[Items listed in a dataset]
========

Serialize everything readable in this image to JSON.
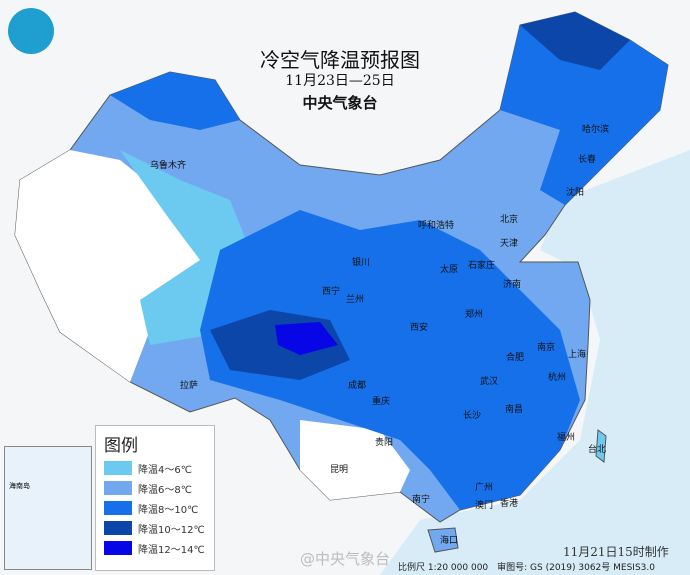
{
  "header": {
    "title": "冷空气降温预报图",
    "date_range": "11月23日—25日",
    "agency": "中央气象台"
  },
  "legend": {
    "title": "图例",
    "items": [
      {
        "label": "降温4～6℃",
        "color": "#6ccaf0"
      },
      {
        "label": "降温6～8℃",
        "color": "#72a8f0"
      },
      {
        "label": "降温8～10℃",
        "color": "#1570ea"
      },
      {
        "label": "降温10～12℃",
        "color": "#0b46a8"
      },
      {
        "label": "降温12～14℃",
        "color": "#0606e6"
      }
    ]
  },
  "cities": [
    "乌鲁木齐",
    "哈尔滨",
    "长春",
    "沈阳",
    "北京",
    "天津",
    "呼和浩特",
    "银川",
    "太原",
    "石家庄",
    "济南",
    "西宁",
    "兰州",
    "郑州",
    "西安",
    "拉萨",
    "成都",
    "重庆",
    "合肥",
    "南京",
    "上海",
    "武汉",
    "杭州",
    "长沙",
    "南昌",
    "福州",
    "台北",
    "贵阳",
    "昆明",
    "南宁",
    "广州",
    "澳门",
    "香港",
    "海口"
  ],
  "inset_label": "海南岛",
  "footer": {
    "made": "11月21日15时制作",
    "scale": "比例尺 1:20 000 000　审图号: GS (2019) 3062号 MESIS3.0",
    "watermark": "@中央气象台"
  }
}
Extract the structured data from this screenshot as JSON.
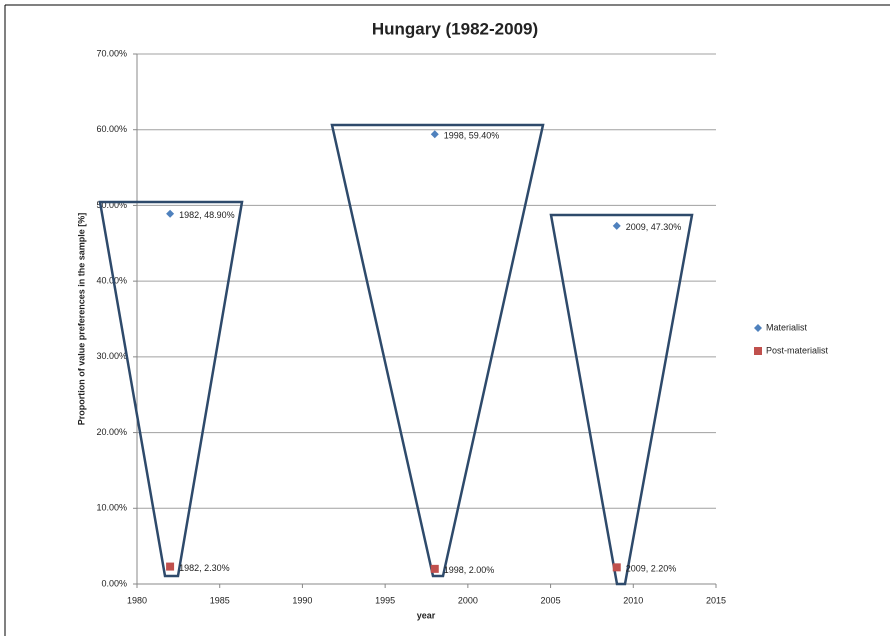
{
  "chart_data": {
    "type": "scatter",
    "title": "Hungary (1982-2009)",
    "xlabel": "year",
    "ylabel": "Proportion of value preferences in the sample [%]",
    "xlim": [
      1980,
      2015
    ],
    "xticks": [
      1980,
      1985,
      1990,
      1995,
      2000,
      2005,
      2010,
      2015
    ],
    "ylim": [
      0,
      70
    ],
    "yticks": [
      {
        "value": 0,
        "label": "0.00%"
      },
      {
        "value": 10,
        "label": "10.00%"
      },
      {
        "value": 20,
        "label": "20.00%"
      },
      {
        "value": 30,
        "label": "30.00%"
      },
      {
        "value": 40,
        "label": "40.00%"
      },
      {
        "value": 50,
        "label": "50.00%"
      },
      {
        "value": 60,
        "label": "60.00%"
      },
      {
        "value": 70,
        "label": "70.00%"
      }
    ],
    "grid": true,
    "legend": "right",
    "series": [
      {
        "name": "Materialist",
        "color": "#4f81bd",
        "marker": "diamond",
        "x": [
          1982,
          1998,
          2009
        ],
        "values": [
          48.9,
          59.4,
          47.3
        ],
        "value_labels": [
          "1982, 48.90%",
          "1998, 59.40%",
          "2009, 47.30%"
        ]
      },
      {
        "name": "Post-materialist",
        "color": "#c0504d",
        "marker": "square",
        "x": [
          1982,
          1998,
          2009
        ],
        "values": [
          2.3,
          2.0,
          2.2
        ],
        "value_labels": [
          "1982, 2.30%",
          "1998, 2.00%",
          "2009, 2.20%"
        ]
      }
    ]
  }
}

========

Requirement: Transcribe the listing in full and omit the pictures.

Result of the exercise:
Serialize everything readable in this image to JSON.
{
  "header": {
    "title": "冷空气降温预报图",
    "date_range": "11月23日—25日",
    "agency": "中央气象台"
  },
  "legend": {
    "title": "图例",
    "items": [
      {
        "label": "降温4～6℃",
        "color": "#6ccaf0"
      },
      {
        "label": "降温6～8℃",
        "color": "#72a8f0"
      },
      {
        "label": "降温8～10℃",
        "color": "#1570ea"
      },
      {
        "label": "降温10～12℃",
        "color": "#0b46a8"
      },
      {
        "label": "降温12～14℃",
        "color": "#0606e6"
      }
    ]
  },
  "cities": [
    "乌鲁木齐",
    "哈尔滨",
    "长春",
    "沈阳",
    "北京",
    "天津",
    "呼和浩特",
    "银川",
    "太原",
    "石家庄",
    "济南",
    "西宁",
    "兰州",
    "郑州",
    "西安",
    "拉萨",
    "成都",
    "重庆",
    "合肥",
    "南京",
    "上海",
    "武汉",
    "杭州",
    "长沙",
    "南昌",
    "福州",
    "台北",
    "贵阳",
    "昆明",
    "南宁",
    "广州",
    "澳门",
    "香港",
    "海口"
  ],
  "inset_label": "海南岛",
  "footer": {
    "made": "11月21日15时制作",
    "scale": "比例尺 1:20 000 000　审图号: GS (2019) 3062号 MESIS3.0",
    "watermark": "@中央气象台"
  }
}
Extract the structured data from this screenshot as JSON.
{
  "chart_data": {
    "type": "scatter",
    "title": "Hungary (1982-2009)",
    "xlabel": "year",
    "ylabel": "Proportion of value preferences in the sample [%]",
    "xlim": [
      1980,
      2015
    ],
    "xticks": [
      1980,
      1985,
      1990,
      1995,
      2000,
      2005,
      2010,
      2015
    ],
    "ylim": [
      0,
      70
    ],
    "yticks": [
      {
        "value": 0,
        "label": "0.00%"
      },
      {
        "value": 10,
        "label": "10.00%"
      },
      {
        "value": 20,
        "label": "20.00%"
      },
      {
        "value": 30,
        "label": "30.00%"
      },
      {
        "value": 40,
        "label": "40.00%"
      },
      {
        "value": 50,
        "label": "50.00%"
      },
      {
        "value": 60,
        "label": "60.00%"
      },
      {
        "value": 70,
        "label": "70.00%"
      }
    ],
    "grid": true,
    "legend": "right",
    "series": [
      {
        "name": "Materialist",
        "color": "#4f81bd",
        "marker": "diamond",
        "x": [
          1982,
          1998,
          2009
        ],
        "values": [
          48.9,
          59.4,
          47.3
        ],
        "value_labels": [
          "1982, 48.90%",
          "1998, 59.40%",
          "2009, 47.30%"
        ]
      },
      {
        "name": "Post-materialist",
        "color": "#c0504d",
        "marker": "square",
        "x": [
          1982,
          1998,
          2009
        ],
        "values": [
          2.3,
          2.0,
          2.2
        ],
        "value_labels": [
          "1982, 2.30%",
          "1998, 2.00%",
          "2009, 2.20%"
        ]
      }
    ]
  }
}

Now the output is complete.